Extrait à lire
S’en tenir aux faits
Tous se rejoignent sur une nécessité pour la future revue : s’en tenir aux faits. “Si on veut crédibiliser un lanceur d’alerte, il faut reconnaître son combat, le fait qu’il révèle, insiste Yves-Marie Le Lay. Les algues vertes sont une atteinte grave à la santé publique, qui n’est acceptée que du bout des lèvres par les pouvoirs publics. Ce que j’attends d’une revue comme Le Lanceur, c’est la reconnaissance de faits qui posent problème.”

Matériel fourni
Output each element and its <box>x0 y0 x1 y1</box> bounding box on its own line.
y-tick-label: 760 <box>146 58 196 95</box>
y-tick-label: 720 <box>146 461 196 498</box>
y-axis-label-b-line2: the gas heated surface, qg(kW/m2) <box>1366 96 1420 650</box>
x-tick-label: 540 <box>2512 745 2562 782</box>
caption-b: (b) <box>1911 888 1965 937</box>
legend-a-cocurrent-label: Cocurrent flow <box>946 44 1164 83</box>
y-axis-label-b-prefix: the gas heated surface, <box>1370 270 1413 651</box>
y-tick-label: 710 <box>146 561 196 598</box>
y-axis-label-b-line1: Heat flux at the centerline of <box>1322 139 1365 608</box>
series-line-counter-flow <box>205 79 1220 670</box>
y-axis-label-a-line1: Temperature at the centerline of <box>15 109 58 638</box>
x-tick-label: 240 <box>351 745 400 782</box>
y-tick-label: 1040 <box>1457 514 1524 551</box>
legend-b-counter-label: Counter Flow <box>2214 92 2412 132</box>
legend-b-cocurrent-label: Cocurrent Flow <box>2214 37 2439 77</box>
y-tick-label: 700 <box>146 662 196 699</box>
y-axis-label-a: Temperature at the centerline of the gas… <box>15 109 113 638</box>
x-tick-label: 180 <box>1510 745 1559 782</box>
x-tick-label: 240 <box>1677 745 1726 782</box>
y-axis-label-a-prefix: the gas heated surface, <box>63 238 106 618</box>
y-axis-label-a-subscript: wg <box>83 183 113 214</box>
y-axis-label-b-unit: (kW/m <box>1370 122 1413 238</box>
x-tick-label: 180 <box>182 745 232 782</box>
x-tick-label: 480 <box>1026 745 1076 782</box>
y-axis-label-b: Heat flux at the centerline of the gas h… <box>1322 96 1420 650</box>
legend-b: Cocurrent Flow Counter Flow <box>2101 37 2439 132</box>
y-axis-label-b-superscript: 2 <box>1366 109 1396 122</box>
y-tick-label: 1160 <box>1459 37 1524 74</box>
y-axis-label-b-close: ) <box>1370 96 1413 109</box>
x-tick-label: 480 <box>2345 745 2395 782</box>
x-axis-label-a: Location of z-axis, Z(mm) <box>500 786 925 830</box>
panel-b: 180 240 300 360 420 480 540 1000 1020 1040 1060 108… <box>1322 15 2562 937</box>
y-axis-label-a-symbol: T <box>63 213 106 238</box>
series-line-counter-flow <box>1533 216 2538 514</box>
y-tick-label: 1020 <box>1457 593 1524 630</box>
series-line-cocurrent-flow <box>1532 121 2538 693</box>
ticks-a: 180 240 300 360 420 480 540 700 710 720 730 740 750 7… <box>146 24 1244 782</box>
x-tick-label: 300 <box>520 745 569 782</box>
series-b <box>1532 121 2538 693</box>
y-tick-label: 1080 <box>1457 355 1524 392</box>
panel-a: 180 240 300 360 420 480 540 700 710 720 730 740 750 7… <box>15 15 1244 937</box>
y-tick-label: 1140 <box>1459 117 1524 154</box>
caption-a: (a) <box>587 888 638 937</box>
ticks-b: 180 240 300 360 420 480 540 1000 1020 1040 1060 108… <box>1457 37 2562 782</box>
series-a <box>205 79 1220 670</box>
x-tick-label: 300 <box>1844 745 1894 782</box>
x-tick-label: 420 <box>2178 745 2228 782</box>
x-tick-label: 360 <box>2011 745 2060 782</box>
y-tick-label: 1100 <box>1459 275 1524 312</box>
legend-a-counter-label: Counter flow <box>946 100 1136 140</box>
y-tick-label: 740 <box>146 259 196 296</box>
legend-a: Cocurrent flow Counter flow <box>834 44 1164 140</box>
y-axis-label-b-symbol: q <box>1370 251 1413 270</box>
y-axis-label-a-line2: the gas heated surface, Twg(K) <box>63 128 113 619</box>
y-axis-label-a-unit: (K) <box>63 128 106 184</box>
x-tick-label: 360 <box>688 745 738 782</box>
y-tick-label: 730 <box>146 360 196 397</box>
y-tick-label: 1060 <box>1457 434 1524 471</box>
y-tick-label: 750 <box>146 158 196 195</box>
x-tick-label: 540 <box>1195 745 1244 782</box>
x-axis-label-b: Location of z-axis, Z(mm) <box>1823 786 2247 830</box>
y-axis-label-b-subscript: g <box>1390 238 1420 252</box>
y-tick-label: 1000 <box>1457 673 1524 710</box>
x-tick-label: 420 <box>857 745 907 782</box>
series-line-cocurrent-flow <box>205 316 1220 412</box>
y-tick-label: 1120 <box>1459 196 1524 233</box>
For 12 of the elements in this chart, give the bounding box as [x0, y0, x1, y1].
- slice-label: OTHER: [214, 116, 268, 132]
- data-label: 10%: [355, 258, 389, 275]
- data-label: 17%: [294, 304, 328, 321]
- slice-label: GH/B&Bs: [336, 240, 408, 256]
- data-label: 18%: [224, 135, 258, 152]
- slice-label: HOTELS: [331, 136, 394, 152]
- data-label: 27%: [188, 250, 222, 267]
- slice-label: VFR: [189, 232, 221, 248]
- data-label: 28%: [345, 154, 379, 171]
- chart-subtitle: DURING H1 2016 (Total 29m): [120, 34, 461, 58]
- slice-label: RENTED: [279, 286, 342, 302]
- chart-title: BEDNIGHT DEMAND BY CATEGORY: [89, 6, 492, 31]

Votre objectif
Poursuivez l'extrait consacré à la future revue Le Lanceur à la suite de sa dernière phrase. Les enregistrements proviennent d'une autre source que l'extrait.

Réponse proposée
Une opinion qu’appuie Irène Frachon : “Ce qui va être la difficulté d’un journal comme Le Lanceur, c’est de distinguer ce qui relève de l’engagement paranoïaque d’une alerte qui n’est pas transcrite.” Cette distinction, la pneumologue doit souvent la faire, régulièrement sollicitée qu’elle est pour soutenir des causes diverses et variées, parfois à contre-courant de ses propres valeurs. “On a essayé de récupérer l’alerte du Mediator pour des affaires sans lien, raconte-t-elle. J’ai par exemple été récupérée par des gens qui pensent que les vaccins sont mauvais. Il y a un travail à faire pour dénouer les fils et l’envie de tout mettre dans le même panier à travers une histoire.” Ce à quoi Raphaël Ruffier répond que “l’ambition du Lanceur est de faire du journalisme, donc d’apporter des faits, pas de l’idéologie”.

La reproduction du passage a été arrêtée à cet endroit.